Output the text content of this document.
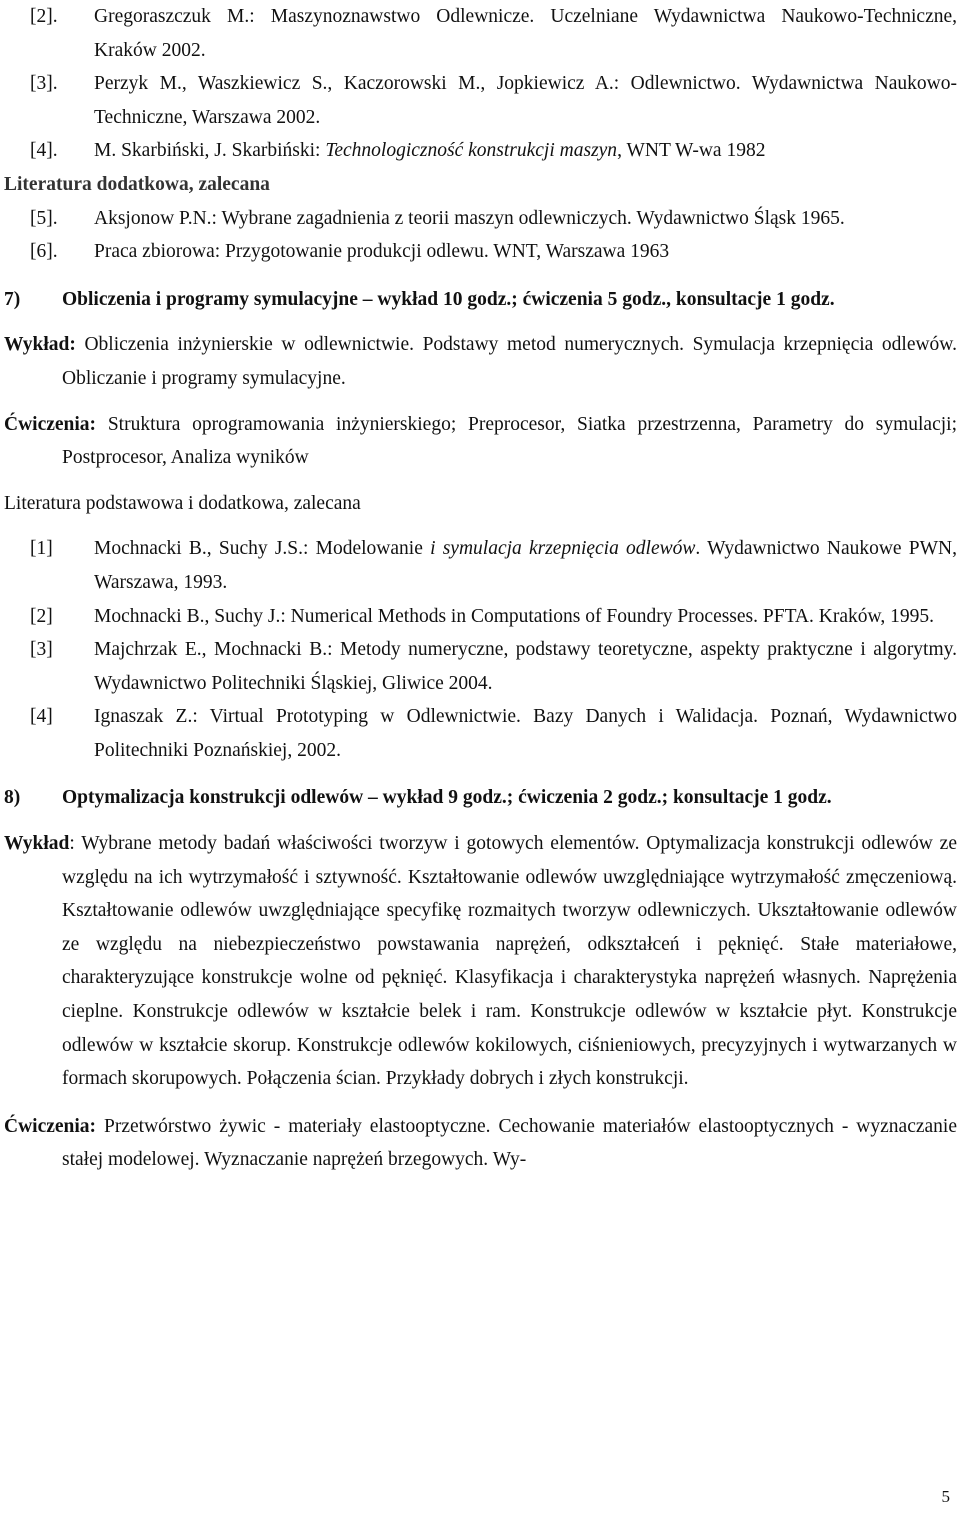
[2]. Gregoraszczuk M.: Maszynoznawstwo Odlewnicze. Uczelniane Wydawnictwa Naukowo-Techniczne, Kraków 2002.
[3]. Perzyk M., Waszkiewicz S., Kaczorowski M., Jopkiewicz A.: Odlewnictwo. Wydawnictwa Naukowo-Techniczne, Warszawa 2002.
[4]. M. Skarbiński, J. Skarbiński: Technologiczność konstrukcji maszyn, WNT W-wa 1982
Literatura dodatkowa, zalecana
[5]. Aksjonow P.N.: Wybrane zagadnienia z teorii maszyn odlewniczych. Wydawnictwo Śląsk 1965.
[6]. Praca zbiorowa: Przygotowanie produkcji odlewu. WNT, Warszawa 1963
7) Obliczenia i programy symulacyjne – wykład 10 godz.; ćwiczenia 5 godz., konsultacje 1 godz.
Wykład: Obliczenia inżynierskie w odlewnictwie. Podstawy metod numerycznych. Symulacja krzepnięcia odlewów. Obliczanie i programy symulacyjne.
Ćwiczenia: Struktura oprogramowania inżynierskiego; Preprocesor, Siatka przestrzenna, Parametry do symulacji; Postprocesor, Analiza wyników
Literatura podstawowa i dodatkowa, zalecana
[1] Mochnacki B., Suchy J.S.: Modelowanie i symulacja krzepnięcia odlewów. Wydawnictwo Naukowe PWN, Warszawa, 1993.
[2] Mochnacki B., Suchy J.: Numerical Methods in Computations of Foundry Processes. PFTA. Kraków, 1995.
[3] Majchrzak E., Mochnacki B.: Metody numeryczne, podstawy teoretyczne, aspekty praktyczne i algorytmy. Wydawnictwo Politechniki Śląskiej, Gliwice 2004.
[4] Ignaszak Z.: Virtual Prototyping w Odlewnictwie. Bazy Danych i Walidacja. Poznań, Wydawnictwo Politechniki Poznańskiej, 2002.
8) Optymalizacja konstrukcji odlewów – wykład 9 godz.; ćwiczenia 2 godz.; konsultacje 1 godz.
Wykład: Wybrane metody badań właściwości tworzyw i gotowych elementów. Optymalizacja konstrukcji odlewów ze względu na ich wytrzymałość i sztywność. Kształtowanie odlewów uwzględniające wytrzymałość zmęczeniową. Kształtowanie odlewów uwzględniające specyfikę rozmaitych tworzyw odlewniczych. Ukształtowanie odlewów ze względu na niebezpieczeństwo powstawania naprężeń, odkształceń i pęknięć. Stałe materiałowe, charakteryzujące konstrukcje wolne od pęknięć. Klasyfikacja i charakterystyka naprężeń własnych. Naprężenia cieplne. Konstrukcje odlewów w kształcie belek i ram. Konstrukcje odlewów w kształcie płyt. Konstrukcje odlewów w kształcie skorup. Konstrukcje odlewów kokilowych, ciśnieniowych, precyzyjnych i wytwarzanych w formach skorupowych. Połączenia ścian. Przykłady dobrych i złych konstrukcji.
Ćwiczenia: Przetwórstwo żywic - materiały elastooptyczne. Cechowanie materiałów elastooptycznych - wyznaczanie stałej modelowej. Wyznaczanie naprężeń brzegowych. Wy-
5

■ ■ ■ ■

■ **Instructions for the task**: Transcribe the material exactly, leaving every picture out.

■ **Reply**:
Output the text content of this document.
[2]. Gregoraszczuk M.: Maszynoznawstwo Odlewnicze. Uczelniane Wydawnictwa Naukowo-Techniczne, Kraków 2002.
[3]. Perzyk M., Waszkiewicz S., Kaczorowski M., Jopkiewicz A.: Odlewnictwo. Wydawnictwa Naukowo-Techniczne, Warszawa 2002.
[4]. M. Skarbiński, J. Skarbiński: Technologiczność konstrukcji maszyn, WNT W-wa 1982
Literatura dodatkowa, zalecana
[5]. Aksjonow P.N.: Wybrane zagadnienia z teorii maszyn odlewniczych. Wydawnictwo Śląsk 1965.
[6]. Praca zbiorowa: Przygotowanie produkcji odlewu. WNT, Warszawa 1963
7) Obliczenia i programy symulacyjne – wykład 10 godz.; ćwiczenia 5 godz., konsultacje 1 godz.
Wykład: Obliczenia inżynierskie w odlewnictwie. Podstawy metod numerycznych. Symulacja krzepnięcia odlewów. Obliczanie i programy symulacyjne.
Ćwiczenia: Struktura oprogramowania inżynierskiego; Preprocesor, Siatka przestrzenna, Parametry do symulacji; Postprocesor, Analiza wyników
Literatura podstawowa i dodatkowa, zalecana
[1] Mochnacki B., Suchy J.S.: Modelowanie i symulacja krzepnięcia odlewów. Wydawnictwo Naukowe PWN, Warszawa, 1993.
[2] Mochnacki B., Suchy J.: Numerical Methods in Computations of Foundry Processes. PFTA. Kraków, 1995.
[3] Majchrzak E., Mochnacki B.: Metody numeryczne, podstawy teoretyczne, aspekty praktyczne i algorytmy. Wydawnictwo Politechniki Śląskiej, Gliwice 2004.
[4] Ignaszak Z.: Virtual Prototyping w Odlewnictwie. Bazy Danych i Walidacja. Poznań, Wydawnictwo Politechniki Poznańskiej, 2002.
8) Optymalizacja konstrukcji odlewów – wykład 9 godz.; ćwiczenia 2 godz.; konsultacje 1 godz.
Wykład: Wybrane metody badań właściwości tworzyw i gotowych elementów. Optymalizacja konstrukcji odlewów ze względu na ich wytrzymałość i sztywność. Kształtowanie odlewów uwzględniające wytrzymałość zmęczeniową. Kształtowanie odlewów uwzględniające specyfikę rozmaitych tworzyw odlewniczych. Ukształtowanie odlewów ze względu na niebezpieczeństwo powstawania naprężeń, odkształceń i pęknięć. Stałe materiałowe, charakteryzujące konstrukcje wolne od pęknięć. Klasyfikacja i charakterystyka naprężeń własnych. Naprężenia cieplne. Konstrukcje odlewów w kształcie belek i ram. Konstrukcje odlewów w kształcie płyt. Konstrukcje odlewów w kształcie skorup. Konstrukcje odlewów kokilowych, ciśnieniowych, precyzyjnych i wytwarzanych w formach skorupowych. Połączenia ścian. Przykłady dobrych i złych konstrukcji.
Ćwiczenia: Przetwórstwo żywic - materiały elastooptyczne. Cechowanie materiałów elastooptycznych - wyznaczanie stałej modelowej. Wyznaczanie naprężeń brzegowych. Wy-
5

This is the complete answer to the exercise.